— SUPPLIED TEXT —
┌──

Vol. 8, No. 41 Week of October 12, 2003

Old Salty tamed — after 87 years

Gary Park

Petroleum News Calgary correspondent

Just as the Mounties always get their man and the mail always gets through, Alberta always brings its rogue wells under control.

Sometimes it just takes a while.

The Peace River Oil Company No. 1 well — first licensed in October 1915 and best known by locals as Old Salty — blew out in 1916 and again in 1982 before a team of industry associations and government authorities finally managed to plug and abandon the hole in September.

The Alberta Energy and Utilities Board believes the blowout was the longest running in North America, if not the world, and cost C$5 million to snuff out.

The costs were covered under the Orphan Well Association, which was formed in 1998 to manage all wells in the province that have long since been abandoned by operators, many of whom no longer exist.

└──

— REQUIREMENT 1 —
List every four-digit year that appears in the Old Salty article.
— REQUIREMENT 2 —
Carry on with the Old Salty article from the point where it stops.

— LISTED RECORDS —
┌──

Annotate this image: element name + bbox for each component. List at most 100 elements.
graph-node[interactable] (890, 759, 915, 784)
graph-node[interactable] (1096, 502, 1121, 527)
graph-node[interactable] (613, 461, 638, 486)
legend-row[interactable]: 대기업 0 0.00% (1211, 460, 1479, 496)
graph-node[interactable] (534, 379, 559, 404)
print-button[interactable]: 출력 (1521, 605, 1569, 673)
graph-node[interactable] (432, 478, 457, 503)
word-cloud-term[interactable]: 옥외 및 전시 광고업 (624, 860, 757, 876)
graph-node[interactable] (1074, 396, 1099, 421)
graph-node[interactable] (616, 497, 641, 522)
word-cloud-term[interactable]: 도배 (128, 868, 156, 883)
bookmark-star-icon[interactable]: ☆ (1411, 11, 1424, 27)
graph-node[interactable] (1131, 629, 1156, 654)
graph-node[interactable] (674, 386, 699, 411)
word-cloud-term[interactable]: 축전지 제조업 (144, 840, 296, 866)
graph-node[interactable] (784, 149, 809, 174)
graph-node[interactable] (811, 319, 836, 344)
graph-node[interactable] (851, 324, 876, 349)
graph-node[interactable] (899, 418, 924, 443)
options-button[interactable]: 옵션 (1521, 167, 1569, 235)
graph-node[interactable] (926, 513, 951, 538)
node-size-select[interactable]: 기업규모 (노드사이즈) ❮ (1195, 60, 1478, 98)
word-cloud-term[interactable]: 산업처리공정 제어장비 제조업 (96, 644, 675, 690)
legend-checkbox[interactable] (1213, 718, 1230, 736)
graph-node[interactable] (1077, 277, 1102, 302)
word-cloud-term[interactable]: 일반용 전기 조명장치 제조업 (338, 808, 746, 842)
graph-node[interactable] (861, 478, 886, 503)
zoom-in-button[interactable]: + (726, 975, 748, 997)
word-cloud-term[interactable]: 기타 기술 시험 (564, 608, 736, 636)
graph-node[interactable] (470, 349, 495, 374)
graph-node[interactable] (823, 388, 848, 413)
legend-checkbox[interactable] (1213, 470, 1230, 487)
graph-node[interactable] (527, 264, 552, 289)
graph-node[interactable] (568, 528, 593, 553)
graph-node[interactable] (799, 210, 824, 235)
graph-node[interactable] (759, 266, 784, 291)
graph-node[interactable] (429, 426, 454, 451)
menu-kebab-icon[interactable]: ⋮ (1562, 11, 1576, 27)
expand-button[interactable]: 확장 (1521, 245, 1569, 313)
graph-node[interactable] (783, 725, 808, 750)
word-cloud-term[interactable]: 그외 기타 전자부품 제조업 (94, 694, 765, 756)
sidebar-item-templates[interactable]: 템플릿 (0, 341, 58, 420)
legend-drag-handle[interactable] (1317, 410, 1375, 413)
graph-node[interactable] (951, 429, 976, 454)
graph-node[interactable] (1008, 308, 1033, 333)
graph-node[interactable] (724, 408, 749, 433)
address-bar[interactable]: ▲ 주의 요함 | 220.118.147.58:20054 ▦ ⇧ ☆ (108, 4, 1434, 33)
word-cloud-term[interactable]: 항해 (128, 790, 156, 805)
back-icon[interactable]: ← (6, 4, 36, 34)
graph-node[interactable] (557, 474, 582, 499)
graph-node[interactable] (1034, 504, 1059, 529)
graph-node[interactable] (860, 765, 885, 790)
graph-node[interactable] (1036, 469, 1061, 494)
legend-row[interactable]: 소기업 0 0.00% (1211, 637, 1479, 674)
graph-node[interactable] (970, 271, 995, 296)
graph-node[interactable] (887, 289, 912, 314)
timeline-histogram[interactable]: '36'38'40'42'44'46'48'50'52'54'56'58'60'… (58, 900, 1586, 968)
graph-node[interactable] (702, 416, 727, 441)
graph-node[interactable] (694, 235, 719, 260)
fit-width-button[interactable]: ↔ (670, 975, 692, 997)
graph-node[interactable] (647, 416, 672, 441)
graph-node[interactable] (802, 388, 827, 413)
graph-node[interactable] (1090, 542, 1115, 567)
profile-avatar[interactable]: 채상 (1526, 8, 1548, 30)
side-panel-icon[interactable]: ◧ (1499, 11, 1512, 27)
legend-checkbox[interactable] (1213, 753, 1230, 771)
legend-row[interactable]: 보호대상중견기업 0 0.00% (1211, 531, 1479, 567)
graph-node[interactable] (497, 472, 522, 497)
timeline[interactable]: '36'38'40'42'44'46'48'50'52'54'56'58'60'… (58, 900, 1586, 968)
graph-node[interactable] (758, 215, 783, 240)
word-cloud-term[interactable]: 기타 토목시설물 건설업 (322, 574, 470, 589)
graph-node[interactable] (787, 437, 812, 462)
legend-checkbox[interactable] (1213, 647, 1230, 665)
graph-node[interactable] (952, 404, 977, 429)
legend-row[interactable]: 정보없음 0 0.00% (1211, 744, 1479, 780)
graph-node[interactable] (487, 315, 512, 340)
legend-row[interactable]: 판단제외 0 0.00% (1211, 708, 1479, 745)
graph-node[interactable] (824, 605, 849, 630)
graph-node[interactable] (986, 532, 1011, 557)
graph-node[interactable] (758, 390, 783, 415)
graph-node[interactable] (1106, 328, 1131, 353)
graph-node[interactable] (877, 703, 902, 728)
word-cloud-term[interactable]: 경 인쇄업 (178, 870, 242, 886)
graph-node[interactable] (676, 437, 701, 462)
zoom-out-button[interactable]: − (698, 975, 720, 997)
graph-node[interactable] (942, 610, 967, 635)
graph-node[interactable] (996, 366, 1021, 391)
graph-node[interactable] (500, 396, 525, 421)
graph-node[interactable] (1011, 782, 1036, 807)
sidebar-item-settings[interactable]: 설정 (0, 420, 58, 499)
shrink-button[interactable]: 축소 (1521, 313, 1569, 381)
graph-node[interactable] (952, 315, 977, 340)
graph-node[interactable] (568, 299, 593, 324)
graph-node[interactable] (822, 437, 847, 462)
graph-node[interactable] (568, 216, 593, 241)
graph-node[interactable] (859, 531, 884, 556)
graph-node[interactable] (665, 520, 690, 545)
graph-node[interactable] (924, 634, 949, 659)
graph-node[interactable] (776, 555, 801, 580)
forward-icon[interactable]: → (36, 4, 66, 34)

└──

— TASK RESPONSE 1 —
2003, 1915, 1916, 1982, 1998

— TASK RESPONSE 2 —
To ensure that companies can’t walk away from blowouts, first-time well licensees are required to contribute C$10,000 to an orphan well fund. Thus Old Salty was never a drain on the public purse.

The Alberta Energy and Utilities Board will continue to monitor the environmental impact of the well, which has flowed 36,000 barrels per day of salt water into northwestern Alberta’s Peace River over the past 20 years.

For now it is confident that river’s flow rate was sufficient to easily dilute the salt.